**TASK TO CARRY OUT:**
Search the data for the word "Materials". Reproduce every line where it is found.

## Begin THE INPUT

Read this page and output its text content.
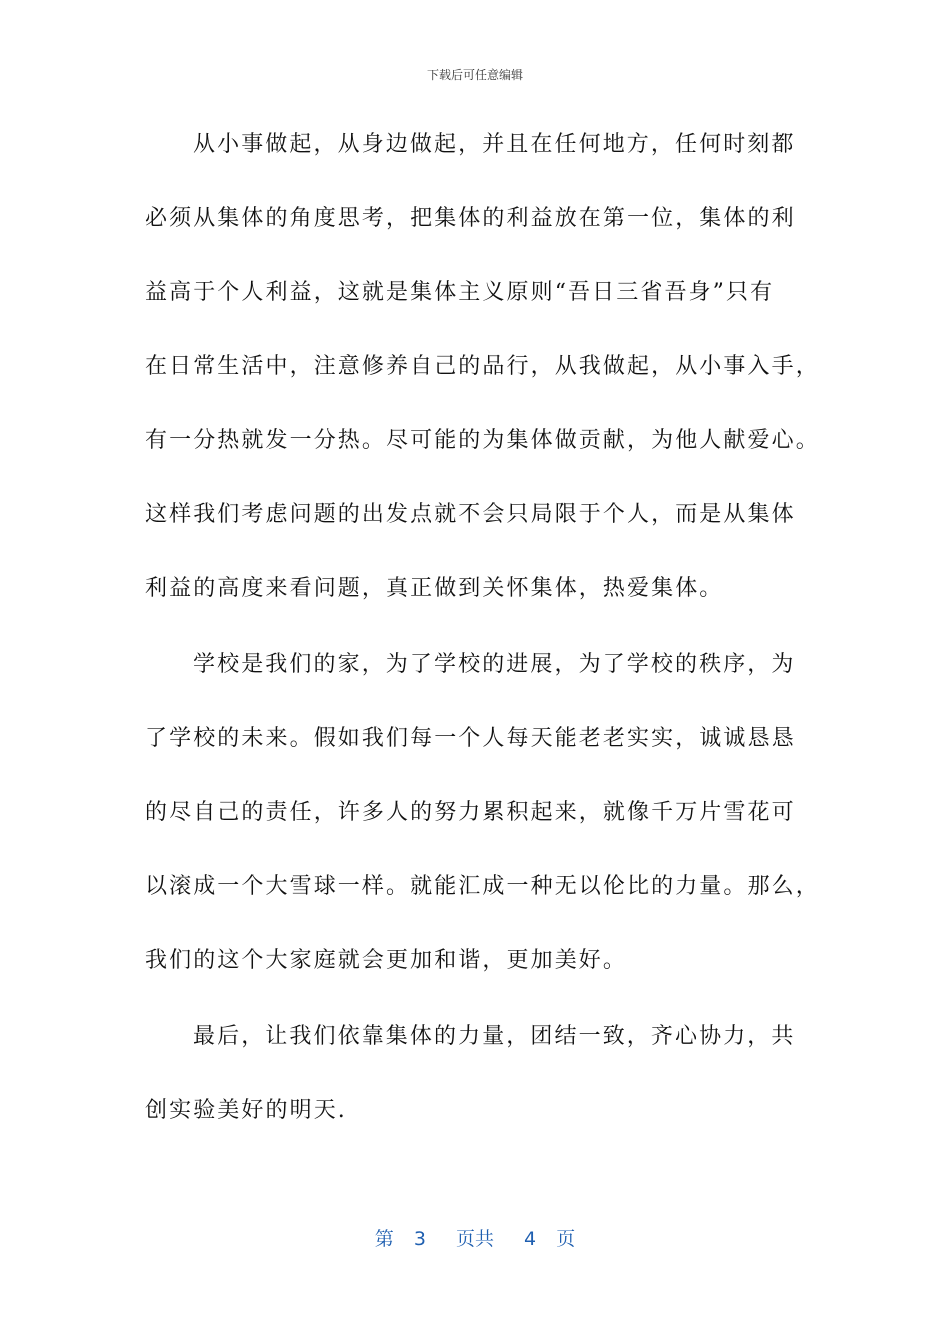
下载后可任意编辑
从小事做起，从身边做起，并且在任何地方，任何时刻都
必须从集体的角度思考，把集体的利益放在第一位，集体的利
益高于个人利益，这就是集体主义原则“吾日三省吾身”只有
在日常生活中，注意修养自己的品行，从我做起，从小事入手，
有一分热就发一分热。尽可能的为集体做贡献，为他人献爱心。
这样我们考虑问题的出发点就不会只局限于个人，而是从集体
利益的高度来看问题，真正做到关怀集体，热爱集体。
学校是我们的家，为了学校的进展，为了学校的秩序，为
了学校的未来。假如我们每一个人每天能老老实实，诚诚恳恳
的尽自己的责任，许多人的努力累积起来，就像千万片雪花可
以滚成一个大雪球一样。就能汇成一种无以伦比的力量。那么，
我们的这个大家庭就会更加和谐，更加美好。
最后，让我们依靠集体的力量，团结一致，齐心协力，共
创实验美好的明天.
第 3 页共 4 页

## End THE INPUT
## Begin THE INPUT

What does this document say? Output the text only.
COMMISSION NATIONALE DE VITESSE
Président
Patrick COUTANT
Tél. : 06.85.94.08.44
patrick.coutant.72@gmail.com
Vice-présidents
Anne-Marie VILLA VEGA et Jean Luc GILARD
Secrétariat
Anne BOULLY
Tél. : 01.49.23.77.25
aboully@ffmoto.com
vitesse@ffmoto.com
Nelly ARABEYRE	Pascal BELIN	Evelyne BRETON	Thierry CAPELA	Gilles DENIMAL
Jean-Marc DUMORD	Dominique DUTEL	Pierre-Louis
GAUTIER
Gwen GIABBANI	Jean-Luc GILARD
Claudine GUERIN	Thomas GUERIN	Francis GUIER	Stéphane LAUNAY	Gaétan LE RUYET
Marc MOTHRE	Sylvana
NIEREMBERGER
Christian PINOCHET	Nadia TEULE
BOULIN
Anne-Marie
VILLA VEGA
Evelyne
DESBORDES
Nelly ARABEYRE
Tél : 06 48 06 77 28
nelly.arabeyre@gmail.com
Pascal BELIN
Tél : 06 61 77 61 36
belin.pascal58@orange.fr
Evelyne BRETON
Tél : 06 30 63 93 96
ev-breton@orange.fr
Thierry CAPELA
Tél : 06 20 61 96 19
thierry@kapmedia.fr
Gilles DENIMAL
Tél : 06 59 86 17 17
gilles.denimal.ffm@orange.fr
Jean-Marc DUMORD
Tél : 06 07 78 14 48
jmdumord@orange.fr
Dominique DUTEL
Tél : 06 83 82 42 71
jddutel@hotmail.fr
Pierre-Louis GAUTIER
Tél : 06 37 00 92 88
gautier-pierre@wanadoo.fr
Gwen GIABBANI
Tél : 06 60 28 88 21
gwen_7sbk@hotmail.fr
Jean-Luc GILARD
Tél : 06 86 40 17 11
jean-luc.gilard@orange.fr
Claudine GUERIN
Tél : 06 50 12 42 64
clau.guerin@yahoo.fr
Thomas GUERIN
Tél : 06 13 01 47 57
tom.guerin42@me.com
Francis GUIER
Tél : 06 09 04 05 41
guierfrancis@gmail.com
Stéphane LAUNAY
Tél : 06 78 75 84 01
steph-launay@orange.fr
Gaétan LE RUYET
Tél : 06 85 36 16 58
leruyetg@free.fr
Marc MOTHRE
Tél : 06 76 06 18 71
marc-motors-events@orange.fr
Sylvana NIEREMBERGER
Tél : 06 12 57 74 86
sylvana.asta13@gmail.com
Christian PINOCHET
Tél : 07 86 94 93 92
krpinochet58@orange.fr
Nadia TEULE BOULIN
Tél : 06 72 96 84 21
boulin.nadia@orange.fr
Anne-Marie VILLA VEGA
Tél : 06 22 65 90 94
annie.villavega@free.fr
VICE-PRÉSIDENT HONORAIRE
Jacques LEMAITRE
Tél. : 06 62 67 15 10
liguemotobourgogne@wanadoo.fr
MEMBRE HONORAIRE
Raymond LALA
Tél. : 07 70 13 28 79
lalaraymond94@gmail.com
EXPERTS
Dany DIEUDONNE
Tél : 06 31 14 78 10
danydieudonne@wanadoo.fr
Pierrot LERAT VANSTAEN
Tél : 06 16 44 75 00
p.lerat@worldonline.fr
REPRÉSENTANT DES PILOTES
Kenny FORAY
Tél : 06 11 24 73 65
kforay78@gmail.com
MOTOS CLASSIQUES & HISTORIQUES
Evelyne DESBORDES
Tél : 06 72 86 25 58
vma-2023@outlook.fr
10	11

## End THE INPUT
## Begin THE INPUT

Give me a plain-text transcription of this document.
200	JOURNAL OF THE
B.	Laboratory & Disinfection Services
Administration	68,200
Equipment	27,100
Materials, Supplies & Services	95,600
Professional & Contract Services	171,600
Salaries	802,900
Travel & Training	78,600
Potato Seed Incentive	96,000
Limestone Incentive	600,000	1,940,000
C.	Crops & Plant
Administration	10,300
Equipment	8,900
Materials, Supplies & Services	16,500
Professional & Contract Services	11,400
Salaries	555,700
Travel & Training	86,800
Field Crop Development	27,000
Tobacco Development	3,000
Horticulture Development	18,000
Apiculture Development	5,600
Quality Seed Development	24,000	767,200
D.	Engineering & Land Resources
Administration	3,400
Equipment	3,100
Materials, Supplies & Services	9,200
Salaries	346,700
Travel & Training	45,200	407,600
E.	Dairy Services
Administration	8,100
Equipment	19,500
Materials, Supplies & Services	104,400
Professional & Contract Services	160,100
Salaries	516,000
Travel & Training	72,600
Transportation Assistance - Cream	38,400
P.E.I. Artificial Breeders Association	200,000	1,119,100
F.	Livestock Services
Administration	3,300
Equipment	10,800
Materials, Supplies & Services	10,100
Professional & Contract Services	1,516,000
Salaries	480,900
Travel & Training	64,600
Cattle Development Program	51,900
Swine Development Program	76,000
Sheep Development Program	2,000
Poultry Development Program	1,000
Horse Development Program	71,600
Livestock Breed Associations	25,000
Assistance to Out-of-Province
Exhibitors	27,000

## End THE INPUT

**ANSWER TO THE PROBLEM:**
Materials, Supplies & Services	95,600
Materials, Supplies & Services	16,500
Materials, Supplies & Services	9,200
Materials, Supplies & Services	104,400
Materials, Supplies & Services	10,100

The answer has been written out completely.